• Goal of the exercise: Give back exactly the lines from the one holding "What's the underlying" to the bottom of the material, both included, and nothing more. No pictures.

>> start

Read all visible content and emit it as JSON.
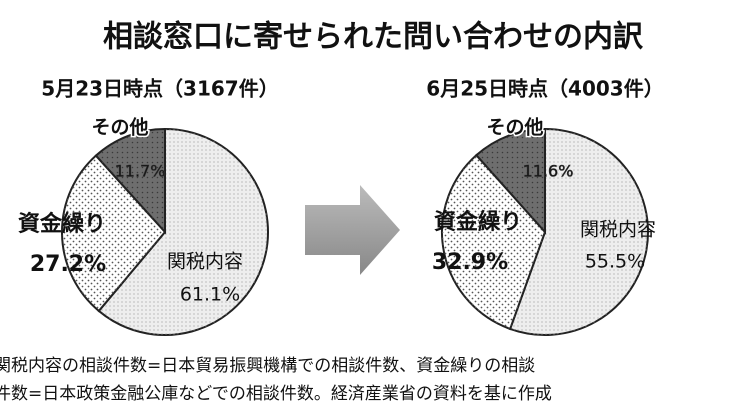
{
  "title": "相談窓口に寄せられた問い合わせの内訳",
  "notes": [
    "関税内容の相談件数=日本貿易振興機構での相談件数、資金繰りの相談",
    "件数=日本政策金融公庫などでの相談件数。経済産業省の資料を基に作成"
  ],
  "chart_data": [
    {
      "type": "pie",
      "subtitle": "5月23日時点（3167件）",
      "categories": [
        "関税内容",
        "資金繰り",
        "その他"
      ],
      "values": [
        61.1,
        27.2,
        11.7
      ],
      "value_labels": [
        "61.1%",
        "27.2%",
        "11.7%"
      ],
      "colors": [
        "#eeeeee",
        "#ffffff",
        "#6e6e6e"
      ]
    },
    {
      "type": "pie",
      "subtitle": "6月25日時点（4003件）",
      "categories": [
        "関税内容",
        "資金繰り",
        "その他"
      ],
      "values": [
        55.5,
        32.9,
        11.6
      ],
      "value_labels": [
        "55.5%",
        "32.9%",
        "11.6%"
      ],
      "colors": [
        "#eeeeee",
        "#ffffff",
        "#6e6e6e"
      ]
    }
  ]
}
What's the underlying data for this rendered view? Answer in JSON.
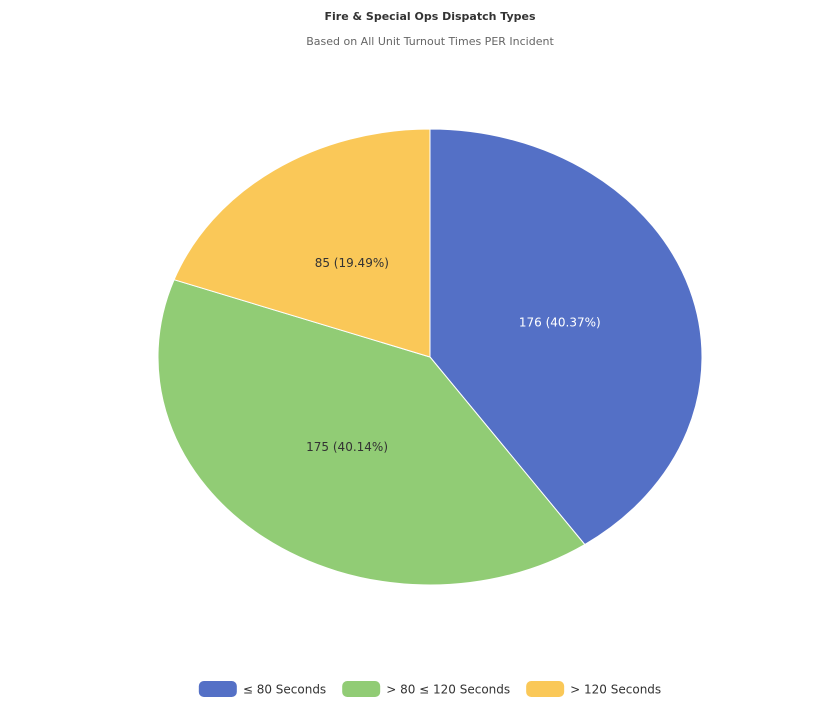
{
  "chart_data": {
    "type": "pie",
    "title": "Fire & Special Ops Dispatch Types",
    "subtitle": "Based on All Unit Turnout Times PER Incident",
    "categories": [
      "≤ 80 Seconds",
      "> 80 ≤ 120 Seconds",
      "> 120 Seconds"
    ],
    "values": [
      176,
      175,
      85
    ],
    "value_labels": [
      "176 (40.37%)",
      "175 (40.14%)",
      "85 (19.49%)"
    ],
    "colors": [
      "#5470c6",
      "#91cc75",
      "#fac858"
    ],
    "legend": "bottom"
  }
}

>> end

• Response:
What's the underlying data for this rendered view? Answer in JSON.
{
  "chart_data": {
    "type": "pie",
    "title": "Fire & Special Ops Dispatch Types",
    "subtitle": "Based on All Unit Turnout Times PER Incident",
    "categories": [
      "≤ 80 Seconds",
      "> 80 ≤ 120 Seconds",
      "> 120 Seconds"
    ],
    "values": [
      176,
      175,
      85
    ],
    "value_labels": [
      "176 (40.37%)",
      "175 (40.14%)",
      "85 (19.49%)"
    ],
    "colors": [
      "#5470c6",
      "#91cc75",
      "#fac858"
    ],
    "legend": "bottom"
  }
}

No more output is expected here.